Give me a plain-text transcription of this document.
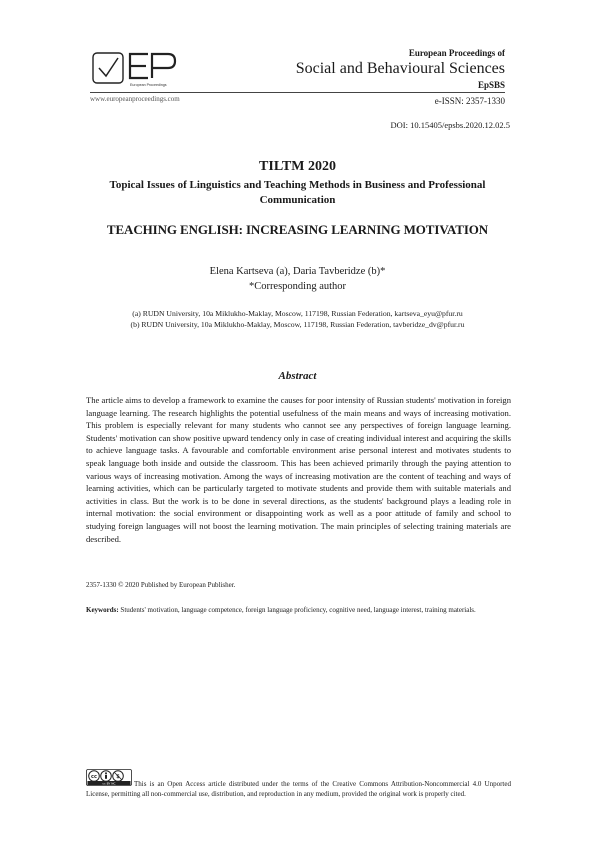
European Proceedings
European Proceedings of
Social and Behavioural Sciences
EpSBS
www.europeanproceedings.com	e-ISSN: 2357-1330
DOI: 10.15405/epsbs.2020.12.02.5
TILTM 2020
Topical Issues of Linguistics and Teaching Methods in Business and Professional Communication
TEACHING ENGLISH: INCREASING LEARNING MOTIVATION
Elena Kartseva (a), Daria Tavberidze (b)*
*Corresponding author
(a) RUDN University, 10a Miklukho-Maklay, Moscow, 117198, Russian Federation, kartseva_eyu@pfur.ru
(b) RUDN University, 10a Miklukho-Maklay, Moscow, 117198, Russian Federation, tavberidze_dv@pfur.ru
Abstract
The article aims to develop a framework to examine the causes for poor intensity of Russian students' motivation in foreign language learning. The research highlights the potential usefulness of the main means and ways of increasing motivation. This problem is especially relevant for many students who cannot see any perspectives of foreign language learning. Students' motivation can show positive upward tendency only in case of creating individual interest and acquiring the skills to achieve language tasks. A favourable and comfortable environment arise personal interest and motivates students to speak language both inside and outside the classroom. This has been achieved primarily through the paying attention to various ways of increasing motivation. Among the ways of increasing motivation are the content of teaching and ways of learning activities, which can be particularly targeted to motivate students and provide them with suitable materials and activities in class. But the work is to be done in several directions, as the students' background plays a leading role in internal motivation: the social environment or disappointing work as well as a poor attitude of family and school to studying foreign languages will not boost the learning motivation. The main principles of selecting training materials are described.
2357-1330 © 2020 Published by European Publisher.
Keywords: Students' motivation, language competence, foreign language proficiency, cognitive need, language interest, training materials.
cc	$
cc BY NC	This is an Open Access article distributed under the terms of the Creative Commons Attribution-Noncommercial 4.0 Unported License, permitting all non-commercial use, distribution, and reproduction in any medium, provided the original work is properly cited.
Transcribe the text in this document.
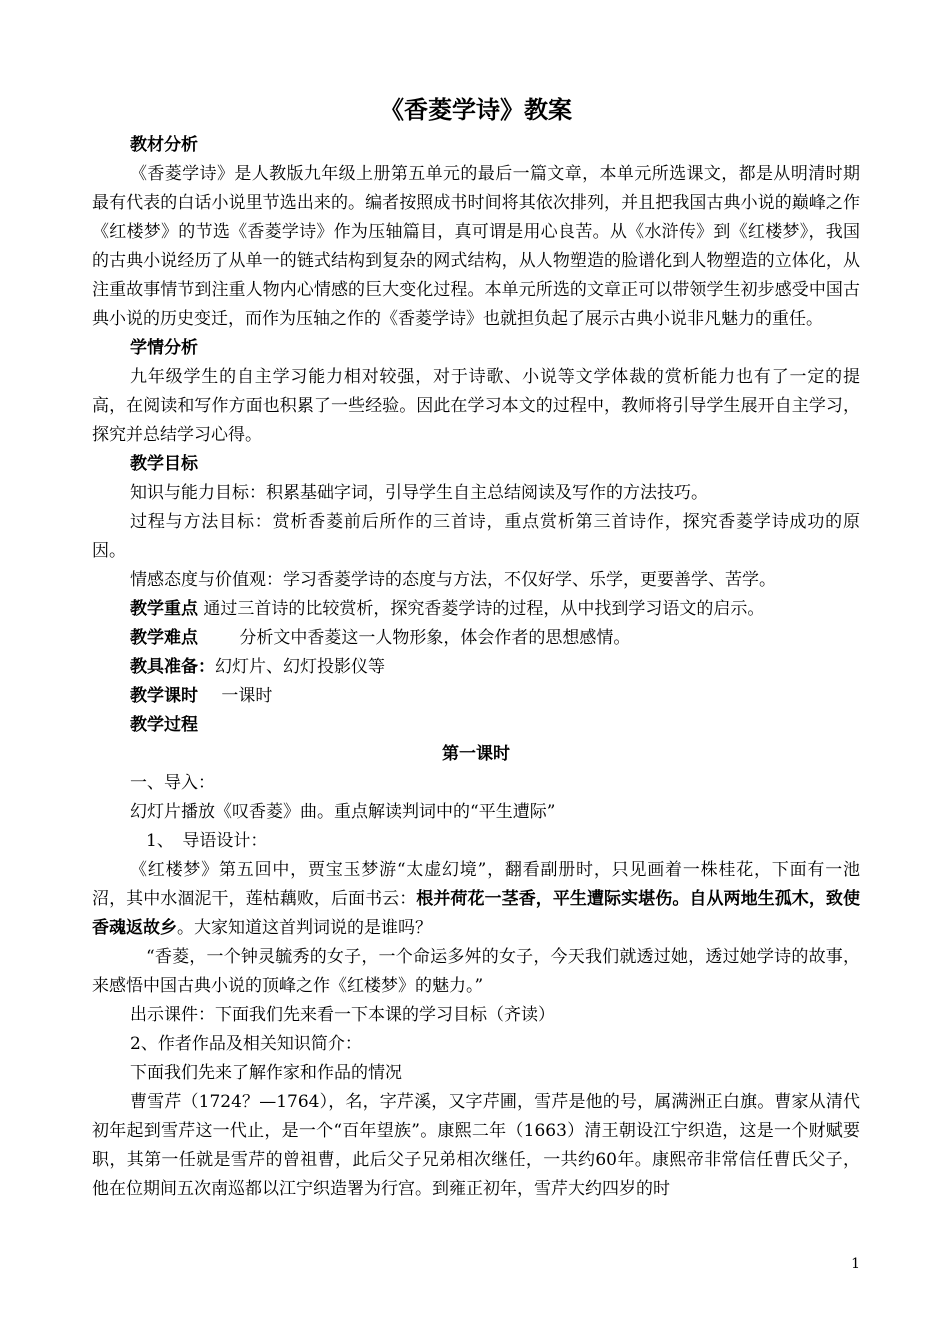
《香菱学诗》教案

教材分析

《香菱学诗》是人教版九年级上册第五单元的最后一篇文章，本单元所选课文，都是从明清时期最有代表的白话小说里节选出来的。编者按照成书时间将其依次排列，并且把我国古典小说的巅峰之作《红楼梦》的节选《香菱学诗》作为压轴篇目，真可谓是用心良苦。从《水浒传》到《红楼梦》，我国的古典小说经历了从单一的链式结构到复杂的网式结构，从人物塑造的脸谱化到人物塑造的立体化，从注重故事情节到注重人物内心情感的巨大变化过程。本单元所选的文章正可以带领学生初步感受中国古典小说的历史变迁，而作为压轴之作的《香菱学诗》也就担负起了展示古典小说非凡魅力的重任。

学情分析

九年级学生的自主学习能力相对较强，对于诗歌、小说等文学体裁的赏析能力也有了一定的提高，在阅读和写作方面也积累了一些经验。因此在学习本文的过程中，教师将引导学生展开自主学习，探究并总结学习心得。

教学目标

知识与能力目标：积累基础字词，引导学生自主总结阅读及写作的方法技巧。

过程与方法目标：赏析香菱前后所作的三首诗，重点赏析第三首诗作，探究香菱学诗成功的原因。

情感态度与价值观：学习香菱学诗的态度与方法，不仅好学、乐学，更要善学、苦学。

教学重点 通过三首诗的比较赏析，探究香菱学诗的过程，从中找到学习语文的启示。

教学难点 分析文中香菱这一人物形象，体会作者的思想感情。

教具准备：幻灯片、幻灯投影仪等

教学课时 一课时

教学过程

第一课时

一、导入：

幻灯片播放《叹香菱》曲。重点解读判词中的“平生遭际”

1、　导语设计：

《红楼梦》第五回中，贾宝玉梦游“太虚幻境”，翻看副册时，只见画着一株桂花，下面有一池沼，其中水涸泥干，莲枯藕败，后面书云：根并荷花一茎香，平生遭际实堪伤。自从两地生孤木，致使香魂返故乡。大家知道这首判词说的是谁吗？

“香菱，一个钟灵毓秀的女子，一个命运多舛的女子，今天我们就透过她，透过她学诗的故事，来感悟中国古典小说的顶峰之作《红楼梦》的魅力。”

出示课件：下面我们先来看一下本课的学习目标（齐读）

2、作者作品及相关知识简介：

下面我们先来了解作家和作品的情况

曹雪芹（1724？—1764），名，字芹溪，又字芹圃，雪芹是他的号，属满洲正白旗。曹家从清代初年起到雪芹这一代止，是一个“百年望族”。康熙二年（1663）清王朝设江宁织造，这是一个财赋要职，其第一任就是雪芹的曾祖曹，此后父子兄弟相次继任，一共约60年。康熙帝非常信任曹氏父子，他在位期间五次南巡都以江宁织造署为行宫。到雍正初年，雪芹大约四岁的时

1
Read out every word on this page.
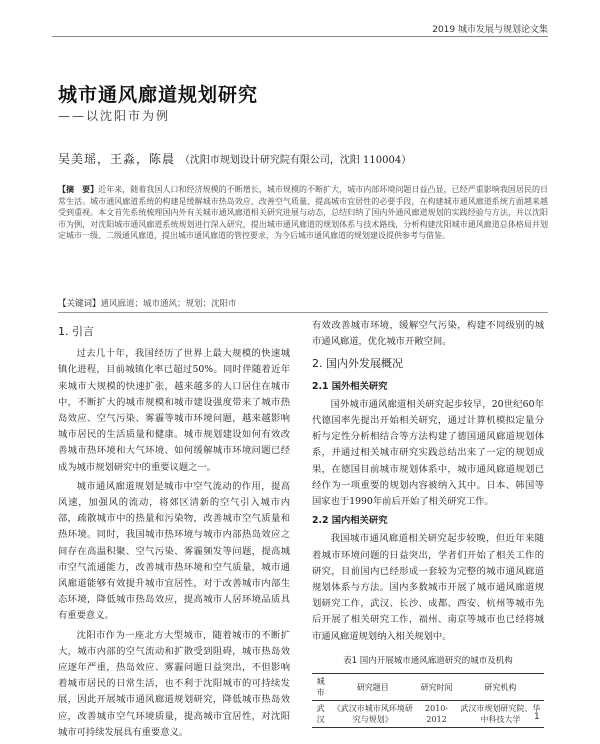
2019 城市发展与规划论文集
城市通风廊道规划研究
——以沈阳市为例
吴美瑶，王淼，陈晨 （沈阳市规划设计研究院有限公司，沈阳 110004）
【摘　要】近年来，随着我国人口和经济规模的不断增长，城市规模的不断扩大，城市内部环境问题日益凸显，已经严重影响我国居民的日常生活。城市通风廊道系统的构建是缓解城市热岛效应、改善空气质量、提高城市宜居性的必要手段，在构建城市通风廊道系统方面越来越受到重视。本文首先系统梳理国内外有关城市通风廊道相关研究进展与动态，总结归纳了国内外通风廊道规划的实践经验与方法，并以沈阳市为例，对沈阳城市通风廊道系统规划进行深入研究，提出城市通风廊道的规划体系与技术路线，分析构建沈阳城市通风廊道总体格局并划定城市一级、二级通风廊道，提出城市通风廊道的管控要求，为今后城市通风廊道的规划建设提供参考与借鉴。
【关键词】通风廊道；城市通风；规划；沈阳市
1. 引言

过去几十年，我国经历了世界上最大规模的快速城镇化进程，目前城镇化率已超过50%。同时伴随着近年来城市大规模的快速扩张，越来越多的人口居住在城市中，不断扩大的城市规模和城市建设强度带来了城市热岛效应、空气污染、雾霾等城市环境问题，越来越影响城市居民的生活质量和健康。城市规划建设如何有效改善城市热环境和大气环境、如何缓解城市环境问题已经成为城市规划研究中的重要议题之一。

城市通风廊道规划是城市中空气流动的作用，提高风速，加强风的流动，将郊区清新的空气引入城市内部，疏散城市中的热量和污染物，改善城市空气质量和热环境。同时，我国城市热环境与城市内部热岛效应之间存在高温积聚、空气污染、雾霾频发等问题，提高城市空气流通能力，改善城市热环境和空气质量，城市通风廊道能够有效提升城市宜居性，对于改善城市内部生态环境，降低城市热岛效应，提高城市人居环境品质具有重要意义。

沈阳市作为一座北方大型城市，随着城市的不断扩大，城市内部的空气流动和扩散受到阻碍，城市热岛效应逐年严重，热岛效应、雾霾问题日益突出，不但影响着城市居民的日常生活，也不利于沈阳城市的可持续发展，因此开展城市通风廊道规划研究，降低城市热岛效应，改善城市空气环境质量，提高城市宜居性，对沈阳城市可持续发展具有重要意义。

有效改善城市环境，缓解空气污染，构建不同级别的城市通风廊道，优化城市开敞空间。

2. 国内外发展概况
2.1 国外相关研究

国外城市通风廊道相关研究起步较早，20世纪60年代德国率先提出开始相关研究，通过计算机模拟定量分析与定性分析相结合等方法构建了德国通风廊道规划体系，并通过相关城市研究实践总结出来了一定的规划成果，在德国目前城市规划体系中，城市通风廊道规划已经作为一项重要的规划内容被纳入其中。日本、韩国等国家也于1990年前后开始了相关研究工作。

2.2 国内相关研究

我国城市通风廊道相关研究起步较晚，但近年来随着城市环境问题的日益突出，学者们开始了相关工作的研究，目前国内已经形成一套较为完整的城市通风廊道规划体系与方法。国内多数城市开展了城市通风廊道规划研究工作，武汉、长沙、成都、西安、杭州等城市先后开展了相关研究工作，福州、南京等城市也已经将城市通风廊道规划纳入相关规划中。

表1 国内开展城市通风廊道研究的城市及机构
城市	研究题目	研究时间	研究机构
武汉	《武汉市城市风环境研究与规划》	2010-2012	武汉市规划研究院、华中科技大学 1
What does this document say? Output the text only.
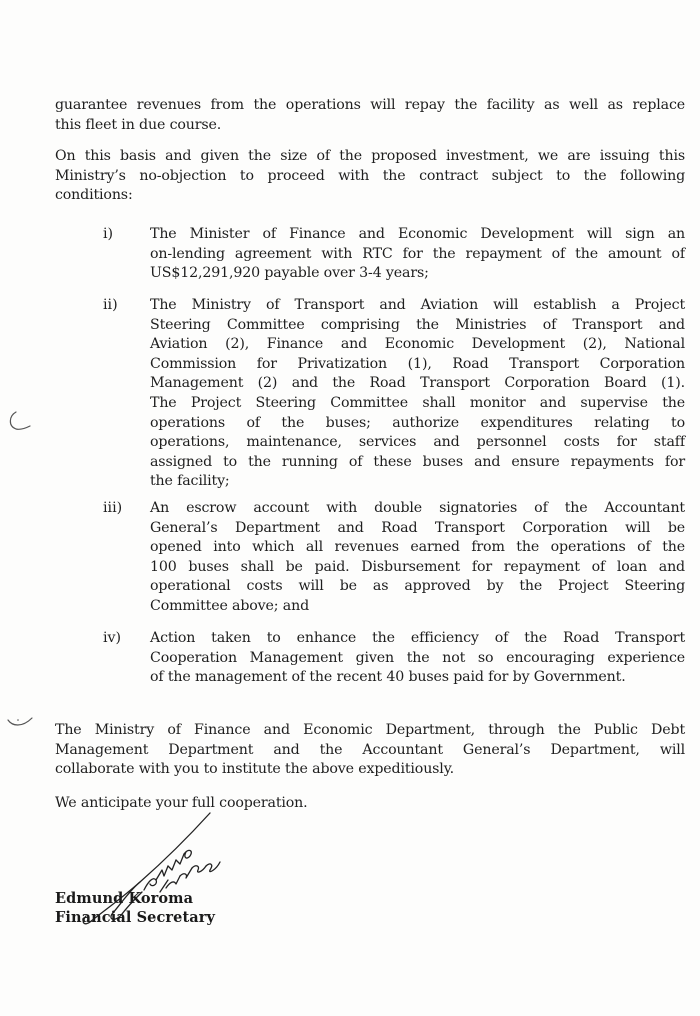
guarantee revenues from the operations will repay the facility as well as replace
this fleet in due course.
On this basis and given the size of the proposed investment, we are issuing this
Ministry’s no-objection to proceed with the contract subject to the following
conditions:
i)	The Minister of Finance and Economic Development will sign an
on-lending agreement with RTC for the repayment of the amount of
US$12,291,920 payable over 3-4 years;
ii) The Ministry of Transport and Aviation will establish a Project
Steering Committee comprising the Ministries of Transport and
Aviation (2), Finance and Economic Development (2), National
Commission for Privatization (1), Road Transport Corporation
Management (2) and the Road Transport Corporation Board (1).
The Project Steering Committee shall monitor and supervise the
operations of the buses; authorize expenditures relating to
operations, maintenance, services and personnel costs for staff
assigned to the running of these buses and ensure repayments for
the facility;
iii) An escrow account with double signatories of the Accountant
General’s Department and Road Transport Corporation will be
opened into which all revenues earned from the operations of the
100 buses shall be paid. Disbursement for repayment of loan and
operational costs will be as approved by the Project Steering
Committee above; and
iv) Action taken to enhance the efficiency of the Road Transport
Cooperation Management given the not so encouraging experience
of the management of the recent 40 buses paid for by Government.
The Ministry of Finance and Economic Department, through the Public Debt
Management Department and the Accountant General’s Department, will
collaborate with you to institute the above expeditiously.
We anticipate your full cooperation.
Edmund Koroma
Financial Secretary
━━━━━━━━━━━━━━━━━━━━
> Your goal
In the listing, find every line containing the word "interest" and list it.

> Correct output
The article aims to develop a framework to examine the causes for poor intensity of Russian students' motivation in foreign language learning. The research highlights the potential usefulness of the main means and ways of increasing motivation. This problem is especially relevant for many students who cannot see any perspectives of foreign language learning. Students' motivation can show positive upward tendency only in case of creating individual interest and acquiring the skills to achieve language tasks. A favourable and comfortable environment arise personal interest and motivates students to speak language both inside and outside the classroom. This has been achieved primarily through the paying attention to various ways of increasing motivation. Among the ways of increasing motivation are the content of teaching and ways of learning activities, which can be particularly targeted to motivate students and provide them with suitable materials and activities in class. But the work is to be done in several directions, as the students' background plays a leading role in internal motivation: the social environment or disappointing work as well as a poor attitude of family and school to studying foreign languages will not boost the learning motivation. The main principles of selecting training materials are described.
Keywords: Students' motivation, language competence, foreign language proficiency, cognitive need, language interest, training materials.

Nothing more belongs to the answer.